--- Description of the task ---
Your answer should be a single number: the count of lines containing "ylabel".
══ Data supplied
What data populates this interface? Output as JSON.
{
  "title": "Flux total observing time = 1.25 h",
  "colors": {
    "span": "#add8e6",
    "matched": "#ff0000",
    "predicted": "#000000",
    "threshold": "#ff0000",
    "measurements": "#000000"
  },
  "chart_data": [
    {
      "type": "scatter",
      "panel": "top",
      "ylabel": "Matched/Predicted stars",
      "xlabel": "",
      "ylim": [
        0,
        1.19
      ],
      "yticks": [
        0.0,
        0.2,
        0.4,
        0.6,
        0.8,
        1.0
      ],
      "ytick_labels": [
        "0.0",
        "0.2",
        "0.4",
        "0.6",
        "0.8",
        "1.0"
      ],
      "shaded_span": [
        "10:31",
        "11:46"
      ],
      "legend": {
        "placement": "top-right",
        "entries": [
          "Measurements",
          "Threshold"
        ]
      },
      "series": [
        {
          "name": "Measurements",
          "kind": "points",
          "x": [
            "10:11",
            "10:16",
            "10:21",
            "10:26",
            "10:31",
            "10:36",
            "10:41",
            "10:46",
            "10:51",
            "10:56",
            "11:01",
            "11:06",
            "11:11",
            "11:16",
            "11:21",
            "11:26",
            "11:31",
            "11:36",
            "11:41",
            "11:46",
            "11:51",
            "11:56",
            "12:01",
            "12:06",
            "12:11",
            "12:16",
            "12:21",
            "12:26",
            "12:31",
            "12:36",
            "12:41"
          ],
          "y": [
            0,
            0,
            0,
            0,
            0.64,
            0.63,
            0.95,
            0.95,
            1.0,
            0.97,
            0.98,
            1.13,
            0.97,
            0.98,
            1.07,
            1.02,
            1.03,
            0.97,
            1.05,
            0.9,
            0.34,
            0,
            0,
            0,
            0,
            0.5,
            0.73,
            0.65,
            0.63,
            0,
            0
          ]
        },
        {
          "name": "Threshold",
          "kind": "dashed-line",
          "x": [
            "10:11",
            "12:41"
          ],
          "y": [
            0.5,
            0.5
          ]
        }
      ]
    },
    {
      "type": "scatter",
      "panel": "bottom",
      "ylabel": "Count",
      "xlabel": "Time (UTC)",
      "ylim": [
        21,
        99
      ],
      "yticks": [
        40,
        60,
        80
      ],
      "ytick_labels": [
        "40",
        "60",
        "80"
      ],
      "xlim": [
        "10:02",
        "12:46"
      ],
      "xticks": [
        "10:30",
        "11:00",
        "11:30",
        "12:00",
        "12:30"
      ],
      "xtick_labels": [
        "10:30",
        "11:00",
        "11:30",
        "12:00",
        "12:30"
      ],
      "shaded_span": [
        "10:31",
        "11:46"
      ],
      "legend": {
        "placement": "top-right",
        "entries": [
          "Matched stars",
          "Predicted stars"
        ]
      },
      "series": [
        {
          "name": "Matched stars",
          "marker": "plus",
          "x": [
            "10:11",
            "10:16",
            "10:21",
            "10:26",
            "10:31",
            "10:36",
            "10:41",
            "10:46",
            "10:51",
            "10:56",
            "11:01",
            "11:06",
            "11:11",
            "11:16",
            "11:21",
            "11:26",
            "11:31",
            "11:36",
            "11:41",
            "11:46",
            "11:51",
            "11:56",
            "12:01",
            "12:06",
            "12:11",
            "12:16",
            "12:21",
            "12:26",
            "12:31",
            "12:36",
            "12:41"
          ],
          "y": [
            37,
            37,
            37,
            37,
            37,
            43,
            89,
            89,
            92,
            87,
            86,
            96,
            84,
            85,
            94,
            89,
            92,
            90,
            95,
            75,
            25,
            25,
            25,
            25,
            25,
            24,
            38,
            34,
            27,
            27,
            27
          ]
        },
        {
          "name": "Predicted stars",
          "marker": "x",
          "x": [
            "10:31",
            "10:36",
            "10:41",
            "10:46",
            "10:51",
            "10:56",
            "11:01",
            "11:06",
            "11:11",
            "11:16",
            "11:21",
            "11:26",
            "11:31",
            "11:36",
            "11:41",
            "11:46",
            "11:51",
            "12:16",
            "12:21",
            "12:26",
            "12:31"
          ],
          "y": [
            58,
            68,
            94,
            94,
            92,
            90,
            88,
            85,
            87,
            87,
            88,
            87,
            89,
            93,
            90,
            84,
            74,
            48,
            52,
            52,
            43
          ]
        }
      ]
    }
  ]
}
════
--- Answer in full ---
2